Data entries:
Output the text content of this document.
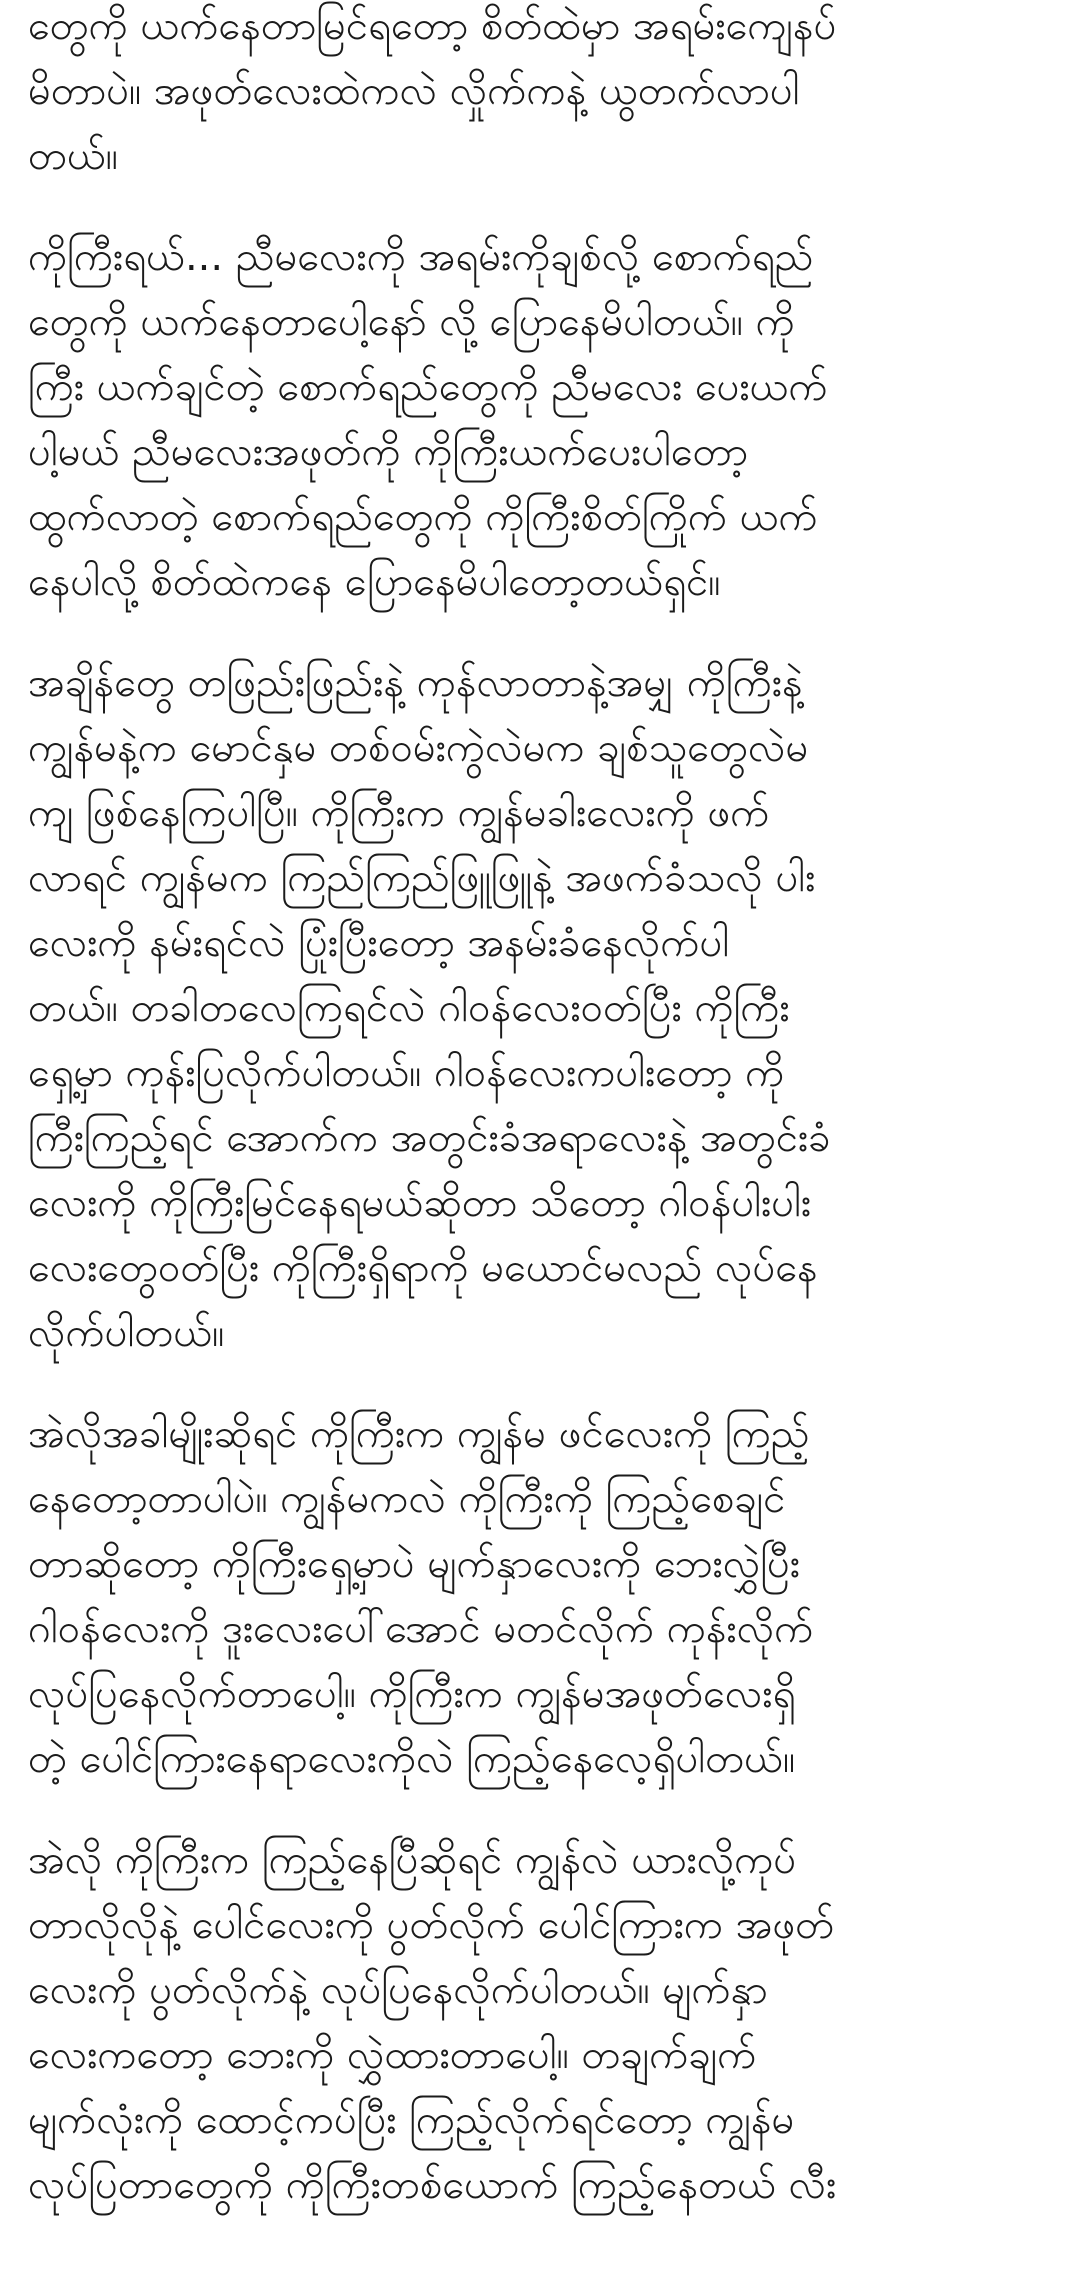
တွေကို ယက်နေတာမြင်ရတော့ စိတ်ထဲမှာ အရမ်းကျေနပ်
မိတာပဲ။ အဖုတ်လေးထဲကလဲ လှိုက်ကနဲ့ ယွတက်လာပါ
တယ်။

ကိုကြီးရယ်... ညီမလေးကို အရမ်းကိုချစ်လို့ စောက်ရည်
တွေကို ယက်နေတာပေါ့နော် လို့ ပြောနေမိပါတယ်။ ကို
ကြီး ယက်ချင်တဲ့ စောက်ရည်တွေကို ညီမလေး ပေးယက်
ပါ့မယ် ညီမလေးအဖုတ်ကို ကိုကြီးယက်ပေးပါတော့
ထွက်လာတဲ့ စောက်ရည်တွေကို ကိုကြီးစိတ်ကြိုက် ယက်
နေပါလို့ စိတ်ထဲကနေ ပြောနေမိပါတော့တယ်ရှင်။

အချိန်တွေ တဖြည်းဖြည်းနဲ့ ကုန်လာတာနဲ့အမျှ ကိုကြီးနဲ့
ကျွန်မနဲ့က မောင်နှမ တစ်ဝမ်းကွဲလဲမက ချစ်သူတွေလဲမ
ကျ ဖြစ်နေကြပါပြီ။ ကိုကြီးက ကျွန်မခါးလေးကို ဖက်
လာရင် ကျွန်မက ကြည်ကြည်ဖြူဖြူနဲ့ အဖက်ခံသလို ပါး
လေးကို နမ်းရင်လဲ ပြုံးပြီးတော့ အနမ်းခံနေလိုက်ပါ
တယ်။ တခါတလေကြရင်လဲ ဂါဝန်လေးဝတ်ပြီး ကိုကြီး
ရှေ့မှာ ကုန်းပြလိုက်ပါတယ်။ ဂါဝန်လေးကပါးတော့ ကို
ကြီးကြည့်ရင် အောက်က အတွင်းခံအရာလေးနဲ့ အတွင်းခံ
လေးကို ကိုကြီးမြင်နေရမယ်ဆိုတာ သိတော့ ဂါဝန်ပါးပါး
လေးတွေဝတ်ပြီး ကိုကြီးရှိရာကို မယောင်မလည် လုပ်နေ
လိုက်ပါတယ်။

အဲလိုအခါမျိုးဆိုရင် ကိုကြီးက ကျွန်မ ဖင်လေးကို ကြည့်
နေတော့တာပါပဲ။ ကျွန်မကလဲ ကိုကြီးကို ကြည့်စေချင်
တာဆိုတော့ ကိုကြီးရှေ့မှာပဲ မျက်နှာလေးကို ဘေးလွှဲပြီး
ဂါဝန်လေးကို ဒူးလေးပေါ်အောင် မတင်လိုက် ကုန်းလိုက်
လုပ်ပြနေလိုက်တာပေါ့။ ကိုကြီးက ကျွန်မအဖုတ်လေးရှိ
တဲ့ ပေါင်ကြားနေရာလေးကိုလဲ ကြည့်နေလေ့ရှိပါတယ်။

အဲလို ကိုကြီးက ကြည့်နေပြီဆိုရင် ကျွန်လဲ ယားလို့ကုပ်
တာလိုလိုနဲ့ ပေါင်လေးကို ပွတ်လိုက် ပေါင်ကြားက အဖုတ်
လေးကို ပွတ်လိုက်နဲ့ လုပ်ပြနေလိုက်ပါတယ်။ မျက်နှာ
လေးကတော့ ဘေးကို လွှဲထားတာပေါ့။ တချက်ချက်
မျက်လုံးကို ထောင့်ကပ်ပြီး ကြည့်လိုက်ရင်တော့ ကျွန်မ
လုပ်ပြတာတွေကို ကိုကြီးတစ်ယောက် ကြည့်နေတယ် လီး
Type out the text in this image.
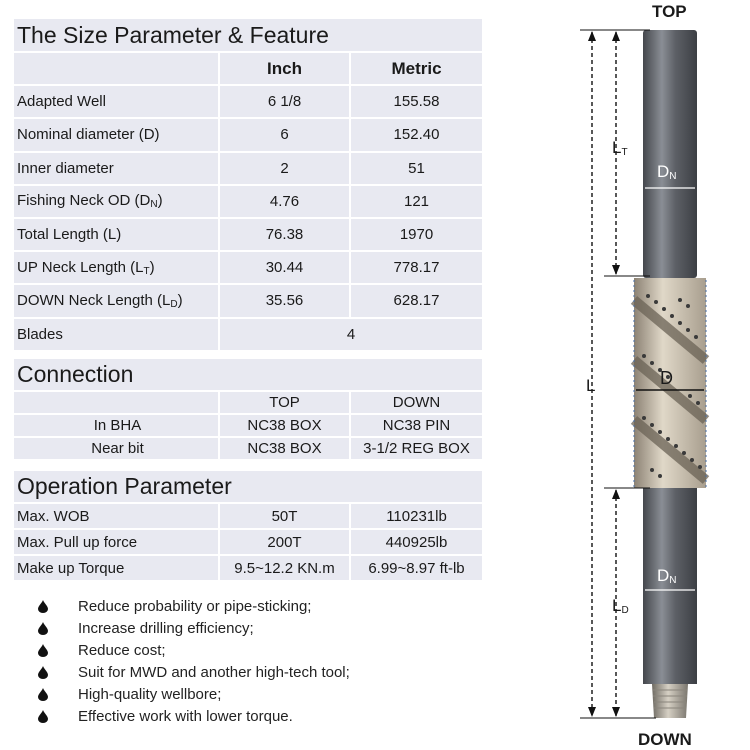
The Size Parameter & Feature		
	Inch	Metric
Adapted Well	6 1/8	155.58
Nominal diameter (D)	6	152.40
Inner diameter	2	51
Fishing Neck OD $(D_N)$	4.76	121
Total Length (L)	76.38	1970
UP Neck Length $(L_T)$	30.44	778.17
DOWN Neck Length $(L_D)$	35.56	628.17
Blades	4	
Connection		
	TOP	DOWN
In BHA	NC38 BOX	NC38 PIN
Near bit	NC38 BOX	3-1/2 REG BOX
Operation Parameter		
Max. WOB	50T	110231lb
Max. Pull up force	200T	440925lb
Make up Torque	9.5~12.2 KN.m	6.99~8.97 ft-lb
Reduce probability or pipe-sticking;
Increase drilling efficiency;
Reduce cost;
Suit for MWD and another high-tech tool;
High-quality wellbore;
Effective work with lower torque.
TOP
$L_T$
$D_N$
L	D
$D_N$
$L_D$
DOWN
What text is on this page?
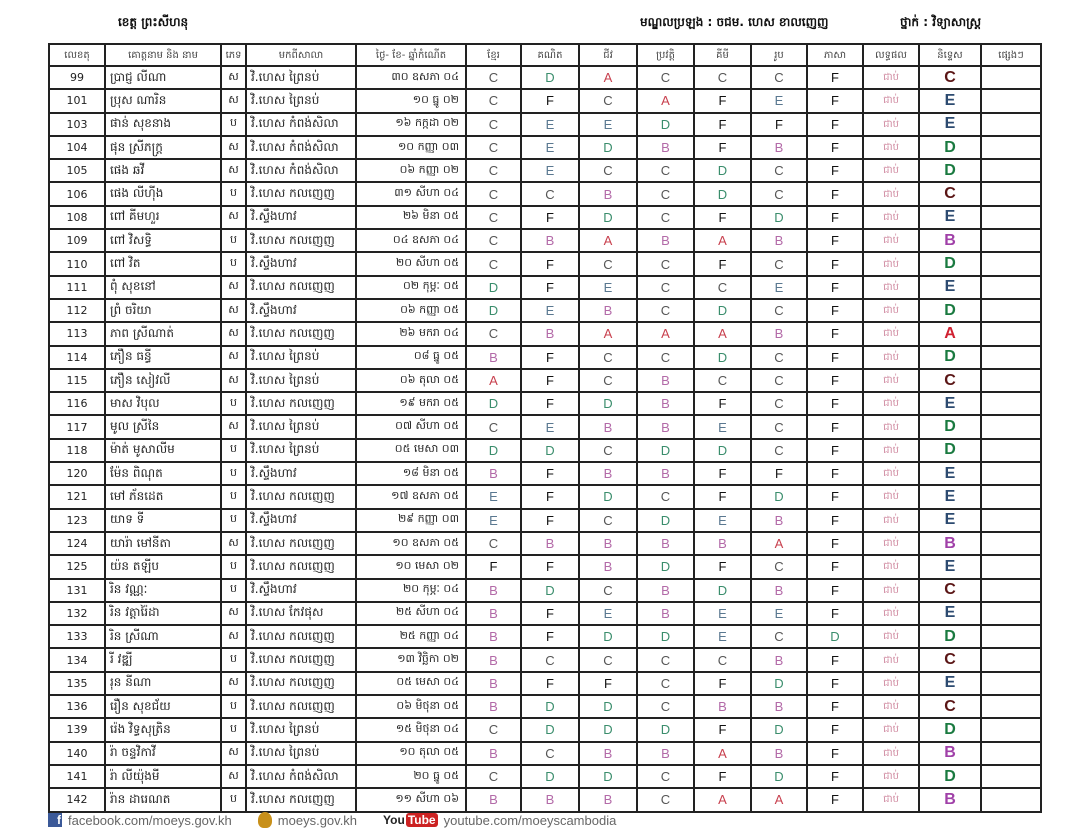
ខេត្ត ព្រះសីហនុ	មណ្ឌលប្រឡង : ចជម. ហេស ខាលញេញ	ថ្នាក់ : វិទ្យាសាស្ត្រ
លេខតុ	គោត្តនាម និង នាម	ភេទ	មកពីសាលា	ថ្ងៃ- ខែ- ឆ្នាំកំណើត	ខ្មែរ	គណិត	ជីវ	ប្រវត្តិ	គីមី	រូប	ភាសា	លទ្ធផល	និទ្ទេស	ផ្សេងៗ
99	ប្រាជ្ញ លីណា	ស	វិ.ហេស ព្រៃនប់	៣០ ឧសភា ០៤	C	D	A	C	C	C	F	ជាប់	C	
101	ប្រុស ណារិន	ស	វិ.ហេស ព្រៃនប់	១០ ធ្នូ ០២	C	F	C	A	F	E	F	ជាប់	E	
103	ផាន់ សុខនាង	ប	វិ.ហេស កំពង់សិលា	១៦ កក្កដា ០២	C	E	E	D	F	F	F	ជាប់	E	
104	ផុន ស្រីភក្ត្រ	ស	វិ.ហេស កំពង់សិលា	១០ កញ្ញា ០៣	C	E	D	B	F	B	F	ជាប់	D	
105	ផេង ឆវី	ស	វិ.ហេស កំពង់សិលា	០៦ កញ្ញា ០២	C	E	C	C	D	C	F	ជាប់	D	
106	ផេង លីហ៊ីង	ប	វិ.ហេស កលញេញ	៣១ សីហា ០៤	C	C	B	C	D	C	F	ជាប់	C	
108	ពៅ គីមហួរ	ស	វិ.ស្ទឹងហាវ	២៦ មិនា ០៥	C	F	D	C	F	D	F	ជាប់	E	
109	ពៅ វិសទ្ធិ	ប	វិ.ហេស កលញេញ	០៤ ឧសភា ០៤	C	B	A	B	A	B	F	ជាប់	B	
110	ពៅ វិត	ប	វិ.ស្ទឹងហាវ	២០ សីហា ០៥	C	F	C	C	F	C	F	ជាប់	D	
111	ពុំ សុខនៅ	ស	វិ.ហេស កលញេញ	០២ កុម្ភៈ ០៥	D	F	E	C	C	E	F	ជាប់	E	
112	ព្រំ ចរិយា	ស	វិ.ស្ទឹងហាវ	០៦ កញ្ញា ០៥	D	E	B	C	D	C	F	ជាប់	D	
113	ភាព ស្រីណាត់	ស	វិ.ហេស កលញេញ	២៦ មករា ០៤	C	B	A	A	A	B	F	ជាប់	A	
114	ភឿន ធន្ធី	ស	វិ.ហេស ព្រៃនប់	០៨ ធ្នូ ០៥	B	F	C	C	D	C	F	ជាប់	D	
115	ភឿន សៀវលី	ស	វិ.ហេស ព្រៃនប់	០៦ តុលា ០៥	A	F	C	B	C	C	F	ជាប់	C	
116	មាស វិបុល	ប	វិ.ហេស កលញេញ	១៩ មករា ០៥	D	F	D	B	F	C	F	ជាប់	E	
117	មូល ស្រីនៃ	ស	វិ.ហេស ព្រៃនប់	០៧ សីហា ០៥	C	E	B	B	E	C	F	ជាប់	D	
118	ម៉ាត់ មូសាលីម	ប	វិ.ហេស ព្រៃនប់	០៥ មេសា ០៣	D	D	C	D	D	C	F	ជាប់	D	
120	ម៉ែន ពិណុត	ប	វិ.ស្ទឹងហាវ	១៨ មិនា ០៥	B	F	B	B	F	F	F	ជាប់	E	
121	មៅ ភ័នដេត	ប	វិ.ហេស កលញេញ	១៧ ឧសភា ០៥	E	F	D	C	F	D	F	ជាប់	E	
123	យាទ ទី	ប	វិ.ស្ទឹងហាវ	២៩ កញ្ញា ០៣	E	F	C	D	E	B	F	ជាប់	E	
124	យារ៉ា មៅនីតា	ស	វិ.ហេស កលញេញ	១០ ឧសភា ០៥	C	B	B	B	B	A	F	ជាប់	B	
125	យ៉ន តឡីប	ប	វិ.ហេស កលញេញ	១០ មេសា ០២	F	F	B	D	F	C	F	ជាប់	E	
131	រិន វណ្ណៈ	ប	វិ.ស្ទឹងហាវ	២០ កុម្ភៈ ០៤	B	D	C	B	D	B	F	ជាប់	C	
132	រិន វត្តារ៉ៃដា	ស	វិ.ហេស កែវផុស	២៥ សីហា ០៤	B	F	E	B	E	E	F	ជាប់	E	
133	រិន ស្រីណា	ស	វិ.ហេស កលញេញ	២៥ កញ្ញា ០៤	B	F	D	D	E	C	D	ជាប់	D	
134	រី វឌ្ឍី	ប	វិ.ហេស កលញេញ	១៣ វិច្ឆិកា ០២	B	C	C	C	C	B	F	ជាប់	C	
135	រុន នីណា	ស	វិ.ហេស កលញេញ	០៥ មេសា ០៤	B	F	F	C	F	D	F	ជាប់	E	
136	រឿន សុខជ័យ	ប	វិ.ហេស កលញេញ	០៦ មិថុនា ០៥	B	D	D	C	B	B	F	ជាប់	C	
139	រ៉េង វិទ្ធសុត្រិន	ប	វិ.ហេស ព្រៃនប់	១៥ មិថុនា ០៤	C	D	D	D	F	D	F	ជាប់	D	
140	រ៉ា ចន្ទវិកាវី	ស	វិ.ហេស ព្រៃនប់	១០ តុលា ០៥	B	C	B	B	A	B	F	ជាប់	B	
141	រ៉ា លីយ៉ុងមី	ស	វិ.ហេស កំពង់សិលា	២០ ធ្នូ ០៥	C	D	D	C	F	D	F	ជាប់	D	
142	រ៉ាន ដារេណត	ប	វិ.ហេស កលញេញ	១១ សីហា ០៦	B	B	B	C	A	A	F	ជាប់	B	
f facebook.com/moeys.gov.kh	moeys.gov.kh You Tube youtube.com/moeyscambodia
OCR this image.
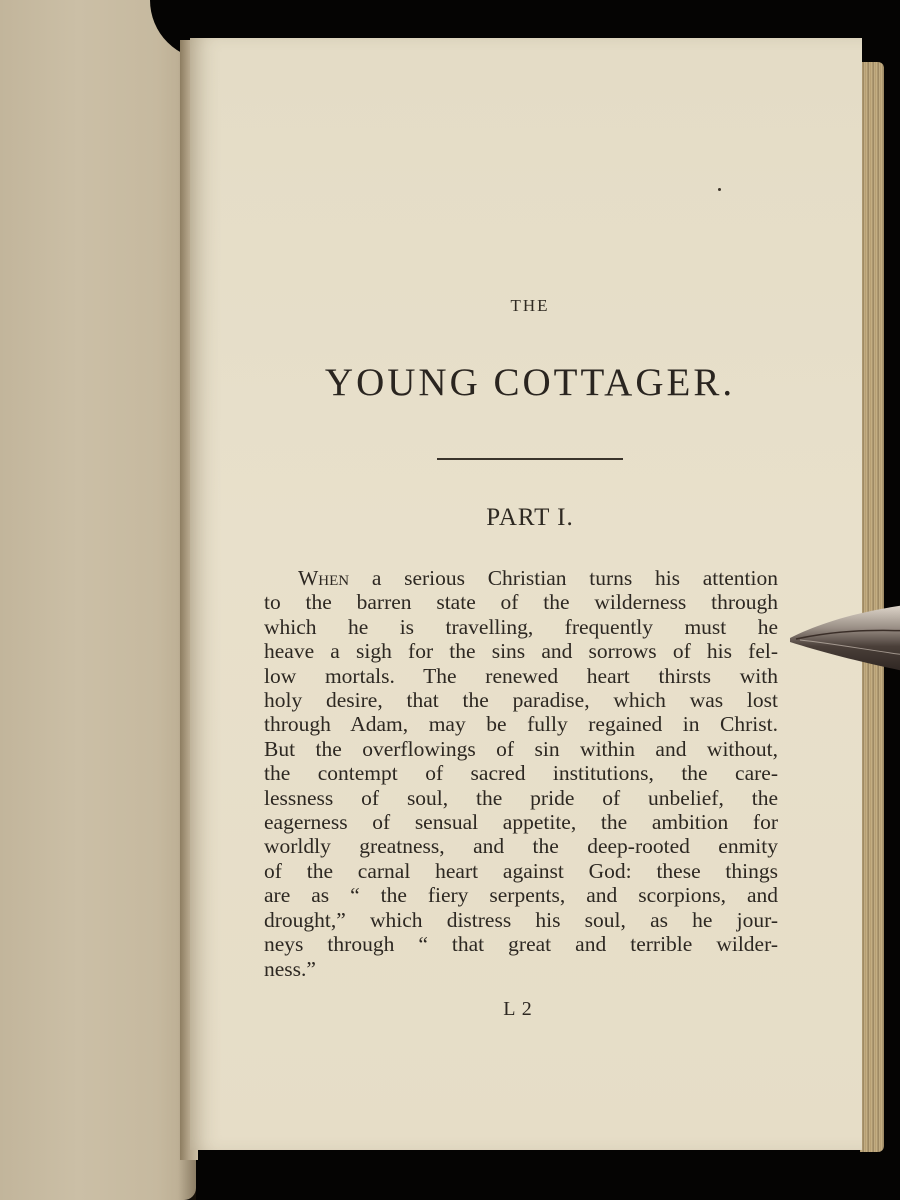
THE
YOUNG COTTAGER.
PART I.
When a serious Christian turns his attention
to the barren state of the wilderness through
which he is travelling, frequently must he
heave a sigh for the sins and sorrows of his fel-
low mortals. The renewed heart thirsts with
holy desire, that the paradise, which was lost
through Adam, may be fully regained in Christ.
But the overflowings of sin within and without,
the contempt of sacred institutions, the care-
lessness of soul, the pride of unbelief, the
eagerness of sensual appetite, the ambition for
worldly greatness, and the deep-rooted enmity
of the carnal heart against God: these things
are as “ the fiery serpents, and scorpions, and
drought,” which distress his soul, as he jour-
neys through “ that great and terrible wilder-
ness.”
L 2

YOUR TASK:
Gather all lines where the word "heart" appears.

COMPLETE OUTPUT:
low mortals. The renewed heart thirsts with
of the carnal heart against God: these things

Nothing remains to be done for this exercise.